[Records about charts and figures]
= = = =

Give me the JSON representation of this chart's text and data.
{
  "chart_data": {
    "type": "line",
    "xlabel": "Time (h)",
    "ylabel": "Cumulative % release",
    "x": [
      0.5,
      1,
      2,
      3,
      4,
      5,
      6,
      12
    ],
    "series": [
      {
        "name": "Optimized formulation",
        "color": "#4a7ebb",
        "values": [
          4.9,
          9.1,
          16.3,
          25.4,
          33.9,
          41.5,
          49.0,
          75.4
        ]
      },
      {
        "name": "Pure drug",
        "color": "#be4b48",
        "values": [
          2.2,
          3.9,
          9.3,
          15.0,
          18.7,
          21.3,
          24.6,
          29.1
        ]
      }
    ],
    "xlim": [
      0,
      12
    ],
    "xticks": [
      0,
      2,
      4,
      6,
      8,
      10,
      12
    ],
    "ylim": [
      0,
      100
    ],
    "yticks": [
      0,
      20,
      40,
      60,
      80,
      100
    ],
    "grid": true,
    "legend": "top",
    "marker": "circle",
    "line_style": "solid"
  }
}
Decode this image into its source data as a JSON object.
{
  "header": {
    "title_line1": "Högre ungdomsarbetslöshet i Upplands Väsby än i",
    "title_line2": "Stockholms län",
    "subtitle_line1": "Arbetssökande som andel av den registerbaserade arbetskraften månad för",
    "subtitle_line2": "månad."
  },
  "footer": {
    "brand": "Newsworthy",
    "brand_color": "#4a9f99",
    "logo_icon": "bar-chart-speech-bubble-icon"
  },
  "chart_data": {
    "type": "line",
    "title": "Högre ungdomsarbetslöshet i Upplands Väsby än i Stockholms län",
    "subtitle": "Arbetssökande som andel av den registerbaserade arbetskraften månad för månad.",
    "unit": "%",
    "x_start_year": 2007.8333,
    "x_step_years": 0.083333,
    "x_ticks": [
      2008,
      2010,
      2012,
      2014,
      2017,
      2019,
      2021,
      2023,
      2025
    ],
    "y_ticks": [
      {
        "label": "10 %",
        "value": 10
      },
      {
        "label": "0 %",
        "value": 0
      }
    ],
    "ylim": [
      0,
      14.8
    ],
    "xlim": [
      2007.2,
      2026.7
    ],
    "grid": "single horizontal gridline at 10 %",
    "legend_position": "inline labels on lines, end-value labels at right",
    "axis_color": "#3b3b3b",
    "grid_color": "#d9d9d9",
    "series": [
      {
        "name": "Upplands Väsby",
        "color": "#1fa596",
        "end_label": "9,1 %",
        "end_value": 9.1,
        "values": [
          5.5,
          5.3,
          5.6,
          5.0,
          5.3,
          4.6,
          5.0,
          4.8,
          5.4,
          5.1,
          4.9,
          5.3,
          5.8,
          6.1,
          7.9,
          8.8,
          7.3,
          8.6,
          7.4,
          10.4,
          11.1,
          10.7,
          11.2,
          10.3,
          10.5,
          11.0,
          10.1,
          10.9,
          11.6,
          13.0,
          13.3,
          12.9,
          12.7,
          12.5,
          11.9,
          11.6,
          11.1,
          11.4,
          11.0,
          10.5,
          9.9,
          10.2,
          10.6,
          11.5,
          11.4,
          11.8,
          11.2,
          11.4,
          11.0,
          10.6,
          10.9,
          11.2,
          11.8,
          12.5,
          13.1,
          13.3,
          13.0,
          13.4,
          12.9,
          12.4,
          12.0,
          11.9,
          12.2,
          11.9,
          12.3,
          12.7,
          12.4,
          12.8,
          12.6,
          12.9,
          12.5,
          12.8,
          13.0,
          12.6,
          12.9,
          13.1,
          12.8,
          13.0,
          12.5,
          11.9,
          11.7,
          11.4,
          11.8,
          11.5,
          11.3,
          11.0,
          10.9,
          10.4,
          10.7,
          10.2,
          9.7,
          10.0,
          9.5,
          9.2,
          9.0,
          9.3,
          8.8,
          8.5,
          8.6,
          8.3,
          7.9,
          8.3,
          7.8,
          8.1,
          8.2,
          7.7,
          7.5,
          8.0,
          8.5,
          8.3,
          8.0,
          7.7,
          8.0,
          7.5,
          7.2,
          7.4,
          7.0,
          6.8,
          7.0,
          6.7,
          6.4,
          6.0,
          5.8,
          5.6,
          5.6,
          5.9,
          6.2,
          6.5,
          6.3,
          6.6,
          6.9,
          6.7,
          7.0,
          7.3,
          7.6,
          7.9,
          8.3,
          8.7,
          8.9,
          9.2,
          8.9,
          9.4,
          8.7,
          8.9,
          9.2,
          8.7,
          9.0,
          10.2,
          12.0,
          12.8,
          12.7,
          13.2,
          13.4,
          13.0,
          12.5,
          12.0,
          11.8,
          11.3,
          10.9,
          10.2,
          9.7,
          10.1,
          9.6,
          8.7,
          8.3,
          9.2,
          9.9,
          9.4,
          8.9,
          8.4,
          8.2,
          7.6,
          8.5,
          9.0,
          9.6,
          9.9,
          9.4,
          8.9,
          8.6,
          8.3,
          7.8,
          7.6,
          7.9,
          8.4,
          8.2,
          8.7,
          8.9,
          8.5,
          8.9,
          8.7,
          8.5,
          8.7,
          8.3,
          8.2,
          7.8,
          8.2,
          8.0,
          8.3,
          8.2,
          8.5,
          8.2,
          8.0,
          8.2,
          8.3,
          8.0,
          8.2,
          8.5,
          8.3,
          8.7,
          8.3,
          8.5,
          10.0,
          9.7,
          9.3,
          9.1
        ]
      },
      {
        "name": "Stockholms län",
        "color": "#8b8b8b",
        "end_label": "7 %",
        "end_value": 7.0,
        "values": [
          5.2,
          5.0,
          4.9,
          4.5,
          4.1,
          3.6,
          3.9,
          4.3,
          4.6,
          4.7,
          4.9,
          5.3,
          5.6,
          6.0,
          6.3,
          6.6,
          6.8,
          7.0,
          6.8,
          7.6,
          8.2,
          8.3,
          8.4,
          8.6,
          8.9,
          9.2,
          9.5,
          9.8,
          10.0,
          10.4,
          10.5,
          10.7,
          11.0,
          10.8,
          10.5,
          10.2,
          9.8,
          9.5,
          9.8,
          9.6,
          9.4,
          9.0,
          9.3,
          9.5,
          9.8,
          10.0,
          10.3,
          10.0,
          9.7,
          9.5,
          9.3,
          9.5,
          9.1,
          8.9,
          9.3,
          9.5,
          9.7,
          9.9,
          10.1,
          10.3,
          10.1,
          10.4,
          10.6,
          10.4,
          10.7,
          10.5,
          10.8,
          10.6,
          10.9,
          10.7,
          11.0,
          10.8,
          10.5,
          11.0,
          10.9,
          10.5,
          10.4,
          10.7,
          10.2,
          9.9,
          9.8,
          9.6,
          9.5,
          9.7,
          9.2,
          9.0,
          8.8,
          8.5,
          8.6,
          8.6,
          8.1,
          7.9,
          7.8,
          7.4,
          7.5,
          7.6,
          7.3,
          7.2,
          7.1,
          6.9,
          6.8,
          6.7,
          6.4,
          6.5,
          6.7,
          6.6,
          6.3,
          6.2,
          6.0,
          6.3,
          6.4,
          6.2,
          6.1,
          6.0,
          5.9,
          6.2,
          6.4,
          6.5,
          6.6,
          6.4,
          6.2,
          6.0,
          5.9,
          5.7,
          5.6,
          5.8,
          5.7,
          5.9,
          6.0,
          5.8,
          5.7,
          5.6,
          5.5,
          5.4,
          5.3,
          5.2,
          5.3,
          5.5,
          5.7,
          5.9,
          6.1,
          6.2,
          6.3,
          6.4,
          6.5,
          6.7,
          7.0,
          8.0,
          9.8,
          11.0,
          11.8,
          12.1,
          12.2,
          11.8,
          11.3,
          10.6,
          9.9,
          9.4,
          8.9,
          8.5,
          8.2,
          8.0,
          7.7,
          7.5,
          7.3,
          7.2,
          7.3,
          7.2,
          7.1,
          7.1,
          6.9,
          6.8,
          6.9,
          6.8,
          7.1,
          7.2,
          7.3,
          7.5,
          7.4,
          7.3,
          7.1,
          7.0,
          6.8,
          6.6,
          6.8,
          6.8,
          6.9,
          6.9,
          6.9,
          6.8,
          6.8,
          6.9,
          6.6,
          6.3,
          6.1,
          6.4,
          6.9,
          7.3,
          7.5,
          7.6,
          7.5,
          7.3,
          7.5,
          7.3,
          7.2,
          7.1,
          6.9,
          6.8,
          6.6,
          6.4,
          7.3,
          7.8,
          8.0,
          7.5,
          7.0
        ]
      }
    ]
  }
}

= = = =

Search the preceding listing for "name" and extract every line where it is found.

Solution for this task:
        "name": "Optimized formulation",
        "name": "Pure drug",
        "name": "Upplands Väsby",
        "name": "Stockholms län",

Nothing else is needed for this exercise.